• WHAT THIS TASK INVOLVES: Repeat all of the material exactly as given.

• RECORDED INFORMATION:
· · ·

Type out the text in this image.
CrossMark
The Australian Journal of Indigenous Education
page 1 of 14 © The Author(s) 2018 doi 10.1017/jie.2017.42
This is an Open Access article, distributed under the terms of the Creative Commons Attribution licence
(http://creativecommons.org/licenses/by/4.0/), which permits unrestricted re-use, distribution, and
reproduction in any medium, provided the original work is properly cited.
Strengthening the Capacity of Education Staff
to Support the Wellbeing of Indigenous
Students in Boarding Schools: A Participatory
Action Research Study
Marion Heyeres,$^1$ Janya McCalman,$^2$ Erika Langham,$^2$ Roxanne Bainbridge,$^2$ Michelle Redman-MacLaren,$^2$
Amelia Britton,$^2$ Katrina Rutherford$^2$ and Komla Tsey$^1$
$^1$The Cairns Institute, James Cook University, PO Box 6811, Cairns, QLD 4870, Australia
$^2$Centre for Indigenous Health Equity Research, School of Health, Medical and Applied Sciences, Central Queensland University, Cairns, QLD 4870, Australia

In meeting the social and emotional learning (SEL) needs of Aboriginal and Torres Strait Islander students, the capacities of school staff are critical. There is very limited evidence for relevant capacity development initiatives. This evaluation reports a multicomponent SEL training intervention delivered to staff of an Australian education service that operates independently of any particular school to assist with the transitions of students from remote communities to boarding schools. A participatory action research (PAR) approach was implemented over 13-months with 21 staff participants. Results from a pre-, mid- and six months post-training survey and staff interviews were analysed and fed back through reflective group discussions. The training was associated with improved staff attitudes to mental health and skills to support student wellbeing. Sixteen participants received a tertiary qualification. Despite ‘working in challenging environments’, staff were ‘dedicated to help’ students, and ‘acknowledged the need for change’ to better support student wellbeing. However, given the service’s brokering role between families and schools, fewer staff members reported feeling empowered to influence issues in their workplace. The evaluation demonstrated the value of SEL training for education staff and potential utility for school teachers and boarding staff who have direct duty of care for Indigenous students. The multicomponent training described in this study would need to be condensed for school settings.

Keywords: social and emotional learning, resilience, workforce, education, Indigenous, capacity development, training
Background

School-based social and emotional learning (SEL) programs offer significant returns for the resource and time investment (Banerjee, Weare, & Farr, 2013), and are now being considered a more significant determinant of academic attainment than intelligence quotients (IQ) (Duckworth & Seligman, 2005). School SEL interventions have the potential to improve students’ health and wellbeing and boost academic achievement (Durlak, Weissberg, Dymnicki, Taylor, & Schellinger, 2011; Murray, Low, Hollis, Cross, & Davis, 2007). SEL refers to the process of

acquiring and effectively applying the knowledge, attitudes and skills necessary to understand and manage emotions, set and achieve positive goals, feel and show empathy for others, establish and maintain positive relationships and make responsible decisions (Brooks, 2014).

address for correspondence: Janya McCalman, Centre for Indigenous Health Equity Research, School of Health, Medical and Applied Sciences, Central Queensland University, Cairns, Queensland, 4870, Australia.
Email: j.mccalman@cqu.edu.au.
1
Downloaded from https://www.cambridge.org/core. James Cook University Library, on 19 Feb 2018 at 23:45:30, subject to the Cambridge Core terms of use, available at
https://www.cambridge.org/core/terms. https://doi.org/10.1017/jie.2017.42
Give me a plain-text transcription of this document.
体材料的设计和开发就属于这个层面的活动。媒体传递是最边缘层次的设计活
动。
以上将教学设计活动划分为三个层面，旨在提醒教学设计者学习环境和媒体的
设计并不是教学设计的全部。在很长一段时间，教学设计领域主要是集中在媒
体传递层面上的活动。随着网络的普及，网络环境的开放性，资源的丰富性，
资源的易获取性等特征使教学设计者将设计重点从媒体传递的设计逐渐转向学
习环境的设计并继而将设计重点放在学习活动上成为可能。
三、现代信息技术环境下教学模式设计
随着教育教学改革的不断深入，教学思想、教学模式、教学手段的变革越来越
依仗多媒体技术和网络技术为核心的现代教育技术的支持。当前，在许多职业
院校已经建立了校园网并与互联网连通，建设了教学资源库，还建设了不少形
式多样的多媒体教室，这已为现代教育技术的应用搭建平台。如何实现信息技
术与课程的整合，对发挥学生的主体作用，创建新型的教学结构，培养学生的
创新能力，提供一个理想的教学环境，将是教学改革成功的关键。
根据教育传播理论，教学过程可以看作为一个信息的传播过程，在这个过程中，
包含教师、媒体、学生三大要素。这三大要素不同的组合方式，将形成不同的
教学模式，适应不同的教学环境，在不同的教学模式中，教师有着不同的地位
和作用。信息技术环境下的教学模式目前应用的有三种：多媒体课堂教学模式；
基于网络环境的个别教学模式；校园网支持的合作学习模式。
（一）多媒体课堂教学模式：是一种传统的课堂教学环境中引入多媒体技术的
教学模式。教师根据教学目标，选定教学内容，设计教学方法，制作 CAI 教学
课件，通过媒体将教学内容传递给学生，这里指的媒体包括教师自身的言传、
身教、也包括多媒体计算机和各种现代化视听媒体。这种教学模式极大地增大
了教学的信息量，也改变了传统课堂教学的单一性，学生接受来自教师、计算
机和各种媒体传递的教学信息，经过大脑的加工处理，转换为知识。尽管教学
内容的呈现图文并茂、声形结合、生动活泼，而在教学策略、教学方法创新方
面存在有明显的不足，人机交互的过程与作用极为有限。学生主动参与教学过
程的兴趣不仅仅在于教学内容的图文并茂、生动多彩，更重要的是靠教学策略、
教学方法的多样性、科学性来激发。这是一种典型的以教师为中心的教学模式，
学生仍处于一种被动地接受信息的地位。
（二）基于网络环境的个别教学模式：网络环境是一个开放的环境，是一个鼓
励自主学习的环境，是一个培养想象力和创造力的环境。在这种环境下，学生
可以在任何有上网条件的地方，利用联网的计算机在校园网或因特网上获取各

· · ·

• EXERCISE SOLUTION:
Type out the text in this image.
CrossMark
The Australian Journal of Indigenous Education
page 1 of 14 © The Author(s) 2018 doi 10.1017/jie.2017.42
This is an Open Access article, distributed under the terms of the Creative Commons Attribution licence
(http://creativecommons.org/licenses/by/4.0/), which permits unrestricted re-use, distribution, and
reproduction in any medium, provided the original work is properly cited.
Strengthening the Capacity of Education Staff
to Support the Wellbeing of Indigenous
Students in Boarding Schools: A Participatory
Action Research Study
Marion Heyeres,$^1$ Janya McCalman,$^2$ Erika Langham,$^2$ Roxanne Bainbridge,$^2$ Michelle Redman-MacLaren,$^2$
Amelia Britton,$^2$ Katrina Rutherford$^2$ and Komla Tsey$^1$
$^1$The Cairns Institute, James Cook University, PO Box 6811, Cairns, QLD 4870, Australia
$^2$Centre for Indigenous Health Equity Research, School of Health, Medical and Applied Sciences, Central Queensland University, Cairns, QLD 4870, Australia

In meeting the social and emotional learning (SEL) needs of Aboriginal and Torres Strait Islander students, the capacities of school staff are critical. There is very limited evidence for relevant capacity development initiatives. This evaluation reports a multicomponent SEL training intervention delivered to staff of an Australian education service that operates independently of any particular school to assist with the transitions of students from remote communities to boarding schools. A participatory action research (PAR) approach was implemented over 13-months with 21 staff participants. Results from a pre-, mid- and six months post-training survey and staff interviews were analysed and fed back through reflective group discussions. The training was associated with improved staff attitudes to mental health and skills to support student wellbeing. Sixteen participants received a tertiary qualification. Despite ‘working in challenging environments’, staff were ‘dedicated to help’ students, and ‘acknowledged the need for change’ to better support student wellbeing. However, given the service’s brokering role between families and schools, fewer staff members reported feeling empowered to influence issues in their workplace. The evaluation demonstrated the value of SEL training for education staff and potential utility for school teachers and boarding staff who have direct duty of care for Indigenous students. The multicomponent training described in this study would need to be condensed for school settings.

Keywords: social and emotional learning, resilience, workforce, education, Indigenous, capacity development, training
Background

School-based social and emotional learning (SEL) programs offer significant returns for the resource and time investment (Banerjee, Weare, & Farr, 2013), and are now being considered a more significant determinant of academic attainment than intelligence quotients (IQ) (Duckworth & Seligman, 2005). School SEL interventions have the potential to improve students’ health and wellbeing and boost academic achievement (Durlak, Weissberg, Dymnicki, Taylor, & Schellinger, 2011; Murray, Low, Hollis, Cross, & Davis, 2007). SEL refers to the process of

acquiring and effectively applying the knowledge, attitudes and skills necessary to understand and manage emotions, set and achieve positive goals, feel and show empathy for others, establish and maintain positive relationships and make responsible decisions (Brooks, 2014).

address for correspondence: Janya McCalman, Centre for Indigenous Health Equity Research, School of Health, Medical and Applied Sciences, Central Queensland University, Cairns, Queensland, 4870, Australia.
Email: j.mccalman@cqu.edu.au.
1
Downloaded from https://www.cambridge.org/core. James Cook University Library, on 19 Feb 2018 at 23:45:30, subject to the Cambridge Core terms of use, available at
https://www.cambridge.org/core/terms. https://doi.org/10.1017/jie.2017.42
Give me a plain-text transcription of this document.
体材料的设计和开发就属于这个层面的活动。媒体传递是最边缘层次的设计活
动。
以上将教学设计活动划分为三个层面，旨在提醒教学设计者学习环境和媒体的
设计并不是教学设计的全部。在很长一段时间，教学设计领域主要是集中在媒
体传递层面上的活动。随着网络的普及，网络环境的开放性，资源的丰富性，
资源的易获取性等特征使教学设计者将设计重点从媒体传递的设计逐渐转向学
习环境的设计并继而将设计重点放在学习活动上成为可能。
三、现代信息技术环境下教学模式设计
随着教育教学改革的不断深入，教学思想、教学模式、教学手段的变革越来越
依仗多媒体技术和网络技术为核心的现代教育技术的支持。当前，在许多职业
院校已经建立了校园网并与互联网连通，建设了教学资源库，还建设了不少形
式多样的多媒体教室，这已为现代教育技术的应用搭建平台。如何实现信息技
术与课程的整合，对发挥学生的主体作用，创建新型的教学结构，培养学生的
创新能力，提供一个理想的教学环境，将是教学改革成功的关键。
根据教育传播理论，教学过程可以看作为一个信息的传播过程，在这个过程中，
包含教师、媒体、学生三大要素。这三大要素不同的组合方式，将形成不同的
教学模式，适应不同的教学环境，在不同的教学模式中，教师有着不同的地位
和作用。信息技术环境下的教学模式目前应用的有三种：多媒体课堂教学模式；
基于网络环境的个别教学模式；校园网支持的合作学习模式。
（一）多媒体课堂教学模式：是一种传统的课堂教学环境中引入多媒体技术的
教学模式。教师根据教学目标，选定教学内容，设计教学方法，制作 CAI 教学
课件，通过媒体将教学内容传递给学生，这里指的媒体包括教师自身的言传、
身教、也包括多媒体计算机和各种现代化视听媒体。这种教学模式极大地增大
了教学的信息量，也改变了传统课堂教学的单一性，学生接受来自教师、计算
机和各种媒体传递的教学信息，经过大脑的加工处理，转换为知识。尽管教学
内容的呈现图文并茂、声形结合、生动活泼，而在教学策略、教学方法创新方
面存在有明显的不足，人机交互的过程与作用极为有限。学生主动参与教学过
程的兴趣不仅仅在于教学内容的图文并茂、生动多彩，更重要的是靠教学策略、
教学方法的多样性、科学性来激发。这是一种典型的以教师为中心的教学模式，
学生仍处于一种被动地接受信息的地位。
（二）基于网络环境的个别教学模式：网络环境是一个开放的环境，是一个鼓
励自主学习的环境，是一个培养想象力和创造力的环境。在这种环境下，学生
可以在任何有上网条件的地方，利用联网的计算机在校园网或因特网上获取各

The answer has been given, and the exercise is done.